> **What the exercise asks**:
Copy every line that mentions the word "Peter".

Source records:
+ + + +

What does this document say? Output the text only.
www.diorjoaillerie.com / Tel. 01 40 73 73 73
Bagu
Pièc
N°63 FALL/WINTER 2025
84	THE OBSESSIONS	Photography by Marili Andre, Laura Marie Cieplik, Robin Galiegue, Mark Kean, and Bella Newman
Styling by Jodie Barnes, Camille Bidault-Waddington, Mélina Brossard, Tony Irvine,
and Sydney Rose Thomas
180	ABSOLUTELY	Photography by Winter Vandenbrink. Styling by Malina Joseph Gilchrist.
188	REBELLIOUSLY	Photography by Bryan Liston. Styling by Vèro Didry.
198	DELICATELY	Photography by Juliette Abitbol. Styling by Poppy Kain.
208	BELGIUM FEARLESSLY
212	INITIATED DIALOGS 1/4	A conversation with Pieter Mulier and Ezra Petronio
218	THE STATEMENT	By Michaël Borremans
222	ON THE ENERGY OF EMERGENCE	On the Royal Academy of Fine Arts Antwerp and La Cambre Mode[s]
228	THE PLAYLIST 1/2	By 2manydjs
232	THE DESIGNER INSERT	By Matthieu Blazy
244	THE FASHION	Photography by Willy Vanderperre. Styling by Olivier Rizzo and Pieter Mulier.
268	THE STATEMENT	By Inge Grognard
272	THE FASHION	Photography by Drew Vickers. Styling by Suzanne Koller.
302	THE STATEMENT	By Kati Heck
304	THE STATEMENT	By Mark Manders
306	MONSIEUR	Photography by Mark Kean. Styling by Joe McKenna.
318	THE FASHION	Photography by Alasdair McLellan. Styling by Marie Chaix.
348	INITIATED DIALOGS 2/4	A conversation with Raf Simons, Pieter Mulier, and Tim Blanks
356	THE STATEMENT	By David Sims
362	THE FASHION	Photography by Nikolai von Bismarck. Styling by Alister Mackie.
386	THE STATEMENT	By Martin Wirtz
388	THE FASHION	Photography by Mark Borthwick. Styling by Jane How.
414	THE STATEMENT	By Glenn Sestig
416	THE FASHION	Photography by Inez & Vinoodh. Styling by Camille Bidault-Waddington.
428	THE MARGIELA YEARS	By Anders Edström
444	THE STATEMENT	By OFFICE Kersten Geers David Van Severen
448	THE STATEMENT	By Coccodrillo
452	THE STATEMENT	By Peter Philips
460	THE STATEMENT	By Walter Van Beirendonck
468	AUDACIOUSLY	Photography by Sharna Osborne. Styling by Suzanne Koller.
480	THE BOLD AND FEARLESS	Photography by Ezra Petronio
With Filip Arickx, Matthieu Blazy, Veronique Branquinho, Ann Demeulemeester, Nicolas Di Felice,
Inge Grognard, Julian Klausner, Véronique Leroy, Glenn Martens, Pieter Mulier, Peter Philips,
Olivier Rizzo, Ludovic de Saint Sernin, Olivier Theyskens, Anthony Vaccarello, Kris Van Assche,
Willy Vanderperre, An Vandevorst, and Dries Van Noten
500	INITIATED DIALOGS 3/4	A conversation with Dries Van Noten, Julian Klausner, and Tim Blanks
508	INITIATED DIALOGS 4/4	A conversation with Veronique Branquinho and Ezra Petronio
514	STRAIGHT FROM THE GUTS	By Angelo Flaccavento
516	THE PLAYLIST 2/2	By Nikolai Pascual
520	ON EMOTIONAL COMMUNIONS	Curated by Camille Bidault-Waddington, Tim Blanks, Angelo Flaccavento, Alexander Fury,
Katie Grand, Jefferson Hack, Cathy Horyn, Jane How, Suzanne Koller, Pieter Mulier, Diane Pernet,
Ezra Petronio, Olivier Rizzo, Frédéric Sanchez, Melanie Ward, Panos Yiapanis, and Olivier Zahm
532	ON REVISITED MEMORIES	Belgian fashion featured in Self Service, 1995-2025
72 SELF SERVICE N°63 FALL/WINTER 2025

+ + + +

> **Result**:
452	THE STATEMENT	By Peter Philips
Inge Grognard, Julian Klausner, Véronique Leroy, Glenn Martens, Pieter Mulier, Peter Philips,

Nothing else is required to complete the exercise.